Task details: Lines containing the word "footer" need to be counted. Please reply with how many there are, and nothing else.

Entries provided:
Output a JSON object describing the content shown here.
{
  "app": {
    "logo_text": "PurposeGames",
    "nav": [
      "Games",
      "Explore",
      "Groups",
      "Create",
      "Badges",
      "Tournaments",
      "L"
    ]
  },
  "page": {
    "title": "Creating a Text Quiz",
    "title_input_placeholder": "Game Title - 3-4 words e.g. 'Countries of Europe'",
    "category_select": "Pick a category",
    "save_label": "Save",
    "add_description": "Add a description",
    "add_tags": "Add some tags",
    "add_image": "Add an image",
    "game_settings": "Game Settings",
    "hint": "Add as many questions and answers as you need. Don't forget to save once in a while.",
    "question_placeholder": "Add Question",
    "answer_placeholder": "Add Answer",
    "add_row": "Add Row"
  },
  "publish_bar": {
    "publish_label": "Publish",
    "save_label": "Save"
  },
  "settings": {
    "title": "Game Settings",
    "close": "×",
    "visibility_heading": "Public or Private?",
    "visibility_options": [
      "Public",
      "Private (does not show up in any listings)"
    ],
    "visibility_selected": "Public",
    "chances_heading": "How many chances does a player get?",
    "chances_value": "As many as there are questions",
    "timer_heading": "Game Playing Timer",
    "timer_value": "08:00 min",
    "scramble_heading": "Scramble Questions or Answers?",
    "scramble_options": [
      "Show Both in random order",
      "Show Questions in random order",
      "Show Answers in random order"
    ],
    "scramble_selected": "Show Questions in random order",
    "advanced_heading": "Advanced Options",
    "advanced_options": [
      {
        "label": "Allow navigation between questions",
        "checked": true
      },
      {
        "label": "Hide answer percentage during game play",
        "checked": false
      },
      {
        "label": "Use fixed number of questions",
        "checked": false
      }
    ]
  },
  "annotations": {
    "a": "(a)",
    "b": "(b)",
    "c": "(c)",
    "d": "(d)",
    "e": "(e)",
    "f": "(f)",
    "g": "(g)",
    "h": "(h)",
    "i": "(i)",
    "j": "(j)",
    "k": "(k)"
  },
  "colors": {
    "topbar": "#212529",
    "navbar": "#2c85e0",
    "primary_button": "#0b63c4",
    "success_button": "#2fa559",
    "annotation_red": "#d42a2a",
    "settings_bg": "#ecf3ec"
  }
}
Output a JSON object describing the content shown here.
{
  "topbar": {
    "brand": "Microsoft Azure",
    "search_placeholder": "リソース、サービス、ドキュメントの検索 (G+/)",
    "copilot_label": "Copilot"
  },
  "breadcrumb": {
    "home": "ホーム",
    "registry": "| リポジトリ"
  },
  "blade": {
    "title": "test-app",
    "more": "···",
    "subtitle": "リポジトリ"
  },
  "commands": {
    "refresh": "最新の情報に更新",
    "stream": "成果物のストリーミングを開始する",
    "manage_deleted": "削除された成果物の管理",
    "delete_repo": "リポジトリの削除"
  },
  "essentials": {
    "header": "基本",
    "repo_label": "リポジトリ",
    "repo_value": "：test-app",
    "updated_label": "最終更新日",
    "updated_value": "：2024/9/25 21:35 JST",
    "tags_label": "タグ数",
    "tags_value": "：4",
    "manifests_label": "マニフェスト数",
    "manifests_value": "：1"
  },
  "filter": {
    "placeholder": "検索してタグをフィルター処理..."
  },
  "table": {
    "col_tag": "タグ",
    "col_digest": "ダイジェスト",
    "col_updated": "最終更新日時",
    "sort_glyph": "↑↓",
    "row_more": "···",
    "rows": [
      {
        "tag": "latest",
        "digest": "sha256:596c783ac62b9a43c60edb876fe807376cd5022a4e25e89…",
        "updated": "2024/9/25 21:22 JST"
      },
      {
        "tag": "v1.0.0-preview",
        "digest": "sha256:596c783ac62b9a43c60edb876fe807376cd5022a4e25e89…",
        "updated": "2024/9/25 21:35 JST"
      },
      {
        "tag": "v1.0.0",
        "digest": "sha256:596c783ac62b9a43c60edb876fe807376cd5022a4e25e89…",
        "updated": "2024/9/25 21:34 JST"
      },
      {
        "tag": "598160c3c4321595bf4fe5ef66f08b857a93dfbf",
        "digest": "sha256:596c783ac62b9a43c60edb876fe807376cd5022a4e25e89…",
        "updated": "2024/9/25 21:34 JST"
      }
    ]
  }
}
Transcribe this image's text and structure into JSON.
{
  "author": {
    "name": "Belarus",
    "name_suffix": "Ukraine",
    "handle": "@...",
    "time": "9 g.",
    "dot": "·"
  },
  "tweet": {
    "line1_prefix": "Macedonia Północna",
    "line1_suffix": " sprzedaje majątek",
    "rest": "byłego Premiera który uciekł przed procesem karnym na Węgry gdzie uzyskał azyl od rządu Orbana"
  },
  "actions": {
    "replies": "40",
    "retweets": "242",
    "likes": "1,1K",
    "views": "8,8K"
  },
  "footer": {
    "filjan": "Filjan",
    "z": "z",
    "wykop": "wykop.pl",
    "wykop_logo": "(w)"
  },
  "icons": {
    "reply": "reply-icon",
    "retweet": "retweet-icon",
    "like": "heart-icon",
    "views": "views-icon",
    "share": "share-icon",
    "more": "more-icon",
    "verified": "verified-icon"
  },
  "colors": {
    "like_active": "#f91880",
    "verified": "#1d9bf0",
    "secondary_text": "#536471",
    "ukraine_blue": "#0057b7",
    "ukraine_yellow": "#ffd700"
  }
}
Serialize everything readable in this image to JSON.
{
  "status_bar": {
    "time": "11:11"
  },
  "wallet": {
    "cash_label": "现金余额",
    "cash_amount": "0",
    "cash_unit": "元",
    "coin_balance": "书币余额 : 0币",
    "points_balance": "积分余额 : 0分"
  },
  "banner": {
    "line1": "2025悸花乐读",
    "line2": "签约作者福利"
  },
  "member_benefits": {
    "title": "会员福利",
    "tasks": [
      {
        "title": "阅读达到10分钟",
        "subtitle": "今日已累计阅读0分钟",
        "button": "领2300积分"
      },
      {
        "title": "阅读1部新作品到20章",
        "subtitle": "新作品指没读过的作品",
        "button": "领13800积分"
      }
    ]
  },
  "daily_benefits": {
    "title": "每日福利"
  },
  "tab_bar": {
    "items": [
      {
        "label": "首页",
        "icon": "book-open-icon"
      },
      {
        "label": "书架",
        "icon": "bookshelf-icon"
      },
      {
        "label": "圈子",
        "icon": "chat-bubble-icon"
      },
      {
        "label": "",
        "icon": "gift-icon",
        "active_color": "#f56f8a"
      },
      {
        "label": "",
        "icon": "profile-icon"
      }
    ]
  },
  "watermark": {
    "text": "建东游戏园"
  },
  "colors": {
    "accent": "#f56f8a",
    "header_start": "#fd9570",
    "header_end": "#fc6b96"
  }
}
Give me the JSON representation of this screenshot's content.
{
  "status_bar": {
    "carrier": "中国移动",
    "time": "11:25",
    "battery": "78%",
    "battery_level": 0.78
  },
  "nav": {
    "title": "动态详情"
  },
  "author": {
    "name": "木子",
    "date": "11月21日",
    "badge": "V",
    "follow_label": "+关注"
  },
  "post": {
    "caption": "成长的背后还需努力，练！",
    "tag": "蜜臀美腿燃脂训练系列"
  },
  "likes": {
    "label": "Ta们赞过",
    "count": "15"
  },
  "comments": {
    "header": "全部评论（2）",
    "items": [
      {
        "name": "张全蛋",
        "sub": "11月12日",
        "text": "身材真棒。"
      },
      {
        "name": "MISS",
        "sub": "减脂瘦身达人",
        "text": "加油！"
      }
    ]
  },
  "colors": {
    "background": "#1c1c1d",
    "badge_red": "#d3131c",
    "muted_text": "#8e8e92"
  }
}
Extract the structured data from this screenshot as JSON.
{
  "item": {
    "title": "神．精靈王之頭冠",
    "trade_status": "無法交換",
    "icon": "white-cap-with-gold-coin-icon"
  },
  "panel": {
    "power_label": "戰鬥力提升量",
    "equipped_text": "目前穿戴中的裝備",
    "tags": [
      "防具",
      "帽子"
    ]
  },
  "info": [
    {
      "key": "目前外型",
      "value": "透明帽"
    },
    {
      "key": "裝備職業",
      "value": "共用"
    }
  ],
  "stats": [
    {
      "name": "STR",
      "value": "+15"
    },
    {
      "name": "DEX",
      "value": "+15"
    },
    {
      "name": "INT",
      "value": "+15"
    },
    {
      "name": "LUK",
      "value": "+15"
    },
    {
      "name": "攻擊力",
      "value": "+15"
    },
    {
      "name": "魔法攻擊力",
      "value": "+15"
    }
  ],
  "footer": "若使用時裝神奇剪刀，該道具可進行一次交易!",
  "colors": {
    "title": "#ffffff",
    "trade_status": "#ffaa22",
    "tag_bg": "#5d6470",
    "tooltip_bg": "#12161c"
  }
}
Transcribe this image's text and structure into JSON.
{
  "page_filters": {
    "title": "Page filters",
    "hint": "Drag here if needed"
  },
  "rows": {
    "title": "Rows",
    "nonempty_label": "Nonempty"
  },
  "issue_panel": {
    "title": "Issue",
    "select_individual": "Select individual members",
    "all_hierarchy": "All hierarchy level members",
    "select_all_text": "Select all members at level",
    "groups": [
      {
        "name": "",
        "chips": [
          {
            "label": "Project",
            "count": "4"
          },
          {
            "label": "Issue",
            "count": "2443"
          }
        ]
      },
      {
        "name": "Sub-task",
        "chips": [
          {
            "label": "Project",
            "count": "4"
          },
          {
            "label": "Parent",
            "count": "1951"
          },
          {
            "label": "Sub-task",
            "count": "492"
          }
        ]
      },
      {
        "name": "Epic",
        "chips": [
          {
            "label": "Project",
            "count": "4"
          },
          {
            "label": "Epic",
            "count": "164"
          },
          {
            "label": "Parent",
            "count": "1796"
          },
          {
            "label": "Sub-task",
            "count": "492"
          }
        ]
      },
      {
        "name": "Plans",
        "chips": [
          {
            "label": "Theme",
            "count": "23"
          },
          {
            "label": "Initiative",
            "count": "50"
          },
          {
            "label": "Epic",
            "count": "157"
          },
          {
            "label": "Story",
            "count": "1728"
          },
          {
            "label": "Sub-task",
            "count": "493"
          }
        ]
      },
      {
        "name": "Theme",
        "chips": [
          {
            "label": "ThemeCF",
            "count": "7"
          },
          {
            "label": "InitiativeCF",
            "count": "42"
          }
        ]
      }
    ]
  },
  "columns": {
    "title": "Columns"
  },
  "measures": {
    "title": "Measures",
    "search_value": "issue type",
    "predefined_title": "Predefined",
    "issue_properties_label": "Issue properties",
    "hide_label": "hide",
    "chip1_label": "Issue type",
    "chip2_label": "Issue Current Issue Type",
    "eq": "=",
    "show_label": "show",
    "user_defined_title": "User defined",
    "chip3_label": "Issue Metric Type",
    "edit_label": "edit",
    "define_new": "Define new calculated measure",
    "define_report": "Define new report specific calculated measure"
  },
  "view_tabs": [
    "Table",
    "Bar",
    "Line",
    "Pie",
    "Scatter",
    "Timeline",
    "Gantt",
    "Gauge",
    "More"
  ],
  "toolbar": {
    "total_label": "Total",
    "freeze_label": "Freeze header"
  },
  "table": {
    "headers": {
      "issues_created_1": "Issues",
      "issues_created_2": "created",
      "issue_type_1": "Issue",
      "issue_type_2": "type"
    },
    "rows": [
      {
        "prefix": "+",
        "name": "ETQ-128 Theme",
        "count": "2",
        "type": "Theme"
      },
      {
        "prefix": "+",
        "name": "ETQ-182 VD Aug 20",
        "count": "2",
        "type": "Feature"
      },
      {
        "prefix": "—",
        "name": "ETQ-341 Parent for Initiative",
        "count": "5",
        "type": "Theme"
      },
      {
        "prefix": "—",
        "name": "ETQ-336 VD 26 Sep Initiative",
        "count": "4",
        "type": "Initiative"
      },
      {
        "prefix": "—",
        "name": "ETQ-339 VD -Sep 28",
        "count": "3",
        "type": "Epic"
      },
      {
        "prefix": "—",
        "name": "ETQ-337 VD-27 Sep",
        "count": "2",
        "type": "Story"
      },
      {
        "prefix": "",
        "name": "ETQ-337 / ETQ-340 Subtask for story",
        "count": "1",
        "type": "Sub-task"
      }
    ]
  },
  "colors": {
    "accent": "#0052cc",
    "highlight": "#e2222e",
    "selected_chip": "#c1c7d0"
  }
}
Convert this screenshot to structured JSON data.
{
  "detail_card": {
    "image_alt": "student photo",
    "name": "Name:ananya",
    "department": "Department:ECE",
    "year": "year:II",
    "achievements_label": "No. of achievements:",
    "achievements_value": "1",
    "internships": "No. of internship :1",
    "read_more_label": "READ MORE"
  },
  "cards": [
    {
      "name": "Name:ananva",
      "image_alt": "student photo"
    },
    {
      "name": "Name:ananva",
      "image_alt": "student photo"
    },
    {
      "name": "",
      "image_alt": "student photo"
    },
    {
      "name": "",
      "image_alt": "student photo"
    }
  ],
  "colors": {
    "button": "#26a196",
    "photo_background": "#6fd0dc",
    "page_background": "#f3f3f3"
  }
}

Solution for this task: 2